### WRITTEN EXERCISE
From the entries below, copy out every line with "presuda" in it.

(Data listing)
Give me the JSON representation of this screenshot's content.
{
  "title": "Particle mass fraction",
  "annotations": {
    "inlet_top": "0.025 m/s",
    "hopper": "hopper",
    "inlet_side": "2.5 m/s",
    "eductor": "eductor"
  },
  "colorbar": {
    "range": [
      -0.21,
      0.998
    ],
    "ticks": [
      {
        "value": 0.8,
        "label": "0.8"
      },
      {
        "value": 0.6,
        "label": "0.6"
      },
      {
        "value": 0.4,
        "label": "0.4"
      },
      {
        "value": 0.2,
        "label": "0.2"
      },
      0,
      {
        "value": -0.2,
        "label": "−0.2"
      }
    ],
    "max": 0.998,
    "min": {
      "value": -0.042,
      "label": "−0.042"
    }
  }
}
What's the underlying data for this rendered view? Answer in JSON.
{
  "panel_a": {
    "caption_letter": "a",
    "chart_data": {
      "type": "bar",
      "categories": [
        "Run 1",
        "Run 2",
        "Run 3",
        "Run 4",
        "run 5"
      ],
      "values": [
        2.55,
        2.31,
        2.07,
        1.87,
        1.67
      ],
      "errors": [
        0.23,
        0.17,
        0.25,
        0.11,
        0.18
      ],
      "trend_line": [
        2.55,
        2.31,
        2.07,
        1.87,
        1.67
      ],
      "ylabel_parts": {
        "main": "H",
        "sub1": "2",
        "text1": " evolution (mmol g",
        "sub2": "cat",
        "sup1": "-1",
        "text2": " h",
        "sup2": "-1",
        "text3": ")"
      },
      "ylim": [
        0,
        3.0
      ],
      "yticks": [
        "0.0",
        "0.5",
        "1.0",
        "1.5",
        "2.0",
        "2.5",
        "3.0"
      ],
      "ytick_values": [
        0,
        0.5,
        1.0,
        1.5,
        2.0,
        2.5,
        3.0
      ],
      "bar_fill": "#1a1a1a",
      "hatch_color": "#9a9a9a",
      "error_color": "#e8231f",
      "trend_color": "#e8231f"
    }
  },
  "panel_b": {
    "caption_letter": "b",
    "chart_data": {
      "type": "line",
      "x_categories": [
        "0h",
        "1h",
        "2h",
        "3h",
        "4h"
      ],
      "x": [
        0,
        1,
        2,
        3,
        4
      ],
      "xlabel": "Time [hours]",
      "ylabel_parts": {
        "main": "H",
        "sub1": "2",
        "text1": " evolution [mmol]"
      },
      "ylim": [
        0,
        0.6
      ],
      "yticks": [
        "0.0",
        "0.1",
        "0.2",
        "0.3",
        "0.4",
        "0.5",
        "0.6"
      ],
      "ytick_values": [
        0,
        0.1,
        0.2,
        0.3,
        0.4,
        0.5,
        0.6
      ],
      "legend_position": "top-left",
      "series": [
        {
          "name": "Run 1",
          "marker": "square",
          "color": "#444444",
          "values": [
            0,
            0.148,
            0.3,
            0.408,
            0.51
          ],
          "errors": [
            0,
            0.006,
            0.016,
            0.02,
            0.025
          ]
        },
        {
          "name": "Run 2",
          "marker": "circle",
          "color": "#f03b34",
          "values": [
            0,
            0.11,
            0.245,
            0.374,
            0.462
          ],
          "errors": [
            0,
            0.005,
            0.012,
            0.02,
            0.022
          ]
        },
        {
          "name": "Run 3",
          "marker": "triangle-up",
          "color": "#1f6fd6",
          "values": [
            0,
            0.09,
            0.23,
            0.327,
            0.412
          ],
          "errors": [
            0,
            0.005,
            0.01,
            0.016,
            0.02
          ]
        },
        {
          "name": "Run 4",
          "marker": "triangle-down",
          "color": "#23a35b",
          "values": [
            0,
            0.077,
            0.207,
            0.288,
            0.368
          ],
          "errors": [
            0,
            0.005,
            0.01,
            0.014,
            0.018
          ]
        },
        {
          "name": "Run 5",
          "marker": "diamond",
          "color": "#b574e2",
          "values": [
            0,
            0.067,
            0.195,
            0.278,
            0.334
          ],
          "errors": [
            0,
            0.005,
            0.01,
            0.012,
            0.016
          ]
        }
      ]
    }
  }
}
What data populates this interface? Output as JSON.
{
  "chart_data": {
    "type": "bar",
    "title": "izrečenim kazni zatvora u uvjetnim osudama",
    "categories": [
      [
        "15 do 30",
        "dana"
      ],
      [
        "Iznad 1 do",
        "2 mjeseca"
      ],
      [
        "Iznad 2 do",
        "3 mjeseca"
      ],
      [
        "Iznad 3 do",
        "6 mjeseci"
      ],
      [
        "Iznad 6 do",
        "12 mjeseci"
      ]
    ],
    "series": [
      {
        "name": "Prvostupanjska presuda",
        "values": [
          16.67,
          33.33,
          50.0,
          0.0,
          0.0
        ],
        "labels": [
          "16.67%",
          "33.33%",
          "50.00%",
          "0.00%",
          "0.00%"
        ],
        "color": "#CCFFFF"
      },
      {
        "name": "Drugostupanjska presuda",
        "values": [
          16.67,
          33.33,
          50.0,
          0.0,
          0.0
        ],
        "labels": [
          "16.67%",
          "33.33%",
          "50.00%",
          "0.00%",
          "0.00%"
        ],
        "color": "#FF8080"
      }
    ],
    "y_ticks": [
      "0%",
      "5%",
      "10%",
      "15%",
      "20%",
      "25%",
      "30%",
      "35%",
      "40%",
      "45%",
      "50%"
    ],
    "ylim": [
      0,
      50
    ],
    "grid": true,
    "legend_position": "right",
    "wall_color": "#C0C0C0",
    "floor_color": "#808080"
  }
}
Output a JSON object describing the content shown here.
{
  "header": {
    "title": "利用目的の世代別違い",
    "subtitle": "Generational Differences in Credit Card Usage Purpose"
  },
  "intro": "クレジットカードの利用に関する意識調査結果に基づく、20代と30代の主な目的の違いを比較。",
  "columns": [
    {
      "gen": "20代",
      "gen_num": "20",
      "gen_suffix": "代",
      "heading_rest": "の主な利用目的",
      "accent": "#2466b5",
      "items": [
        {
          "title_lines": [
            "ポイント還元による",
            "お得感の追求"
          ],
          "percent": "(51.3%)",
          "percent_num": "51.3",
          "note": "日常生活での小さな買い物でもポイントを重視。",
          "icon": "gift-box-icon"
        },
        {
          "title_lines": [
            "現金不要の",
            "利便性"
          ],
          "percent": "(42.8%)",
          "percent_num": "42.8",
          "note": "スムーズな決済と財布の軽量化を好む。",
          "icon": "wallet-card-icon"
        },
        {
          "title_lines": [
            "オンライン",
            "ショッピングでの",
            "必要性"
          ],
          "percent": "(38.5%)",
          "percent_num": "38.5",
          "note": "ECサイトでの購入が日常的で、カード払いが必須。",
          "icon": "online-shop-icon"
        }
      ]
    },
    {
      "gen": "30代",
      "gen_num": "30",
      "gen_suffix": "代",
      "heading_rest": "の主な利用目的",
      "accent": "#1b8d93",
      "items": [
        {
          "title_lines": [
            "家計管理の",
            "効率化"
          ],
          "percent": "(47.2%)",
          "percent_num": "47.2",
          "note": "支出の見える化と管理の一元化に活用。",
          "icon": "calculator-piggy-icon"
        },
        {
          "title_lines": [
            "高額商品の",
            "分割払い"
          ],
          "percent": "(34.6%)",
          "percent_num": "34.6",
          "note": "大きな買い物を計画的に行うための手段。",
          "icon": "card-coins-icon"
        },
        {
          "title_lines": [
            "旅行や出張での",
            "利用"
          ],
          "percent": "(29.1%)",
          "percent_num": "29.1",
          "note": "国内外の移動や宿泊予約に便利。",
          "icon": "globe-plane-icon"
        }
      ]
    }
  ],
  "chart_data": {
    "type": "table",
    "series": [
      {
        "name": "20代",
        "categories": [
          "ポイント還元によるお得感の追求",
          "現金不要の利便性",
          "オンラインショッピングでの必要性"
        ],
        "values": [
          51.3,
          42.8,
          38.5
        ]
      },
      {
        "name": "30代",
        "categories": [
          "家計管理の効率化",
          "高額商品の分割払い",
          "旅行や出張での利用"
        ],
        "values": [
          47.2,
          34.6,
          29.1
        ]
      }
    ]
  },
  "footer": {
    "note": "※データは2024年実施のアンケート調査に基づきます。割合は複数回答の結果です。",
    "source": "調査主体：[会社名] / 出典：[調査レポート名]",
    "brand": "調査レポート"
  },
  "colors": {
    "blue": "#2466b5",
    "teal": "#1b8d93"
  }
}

### ANSWER TO THE PROBLEM
        "name": "Prvostupanjska presuda",
        "name": "Drugostupanjska presuda",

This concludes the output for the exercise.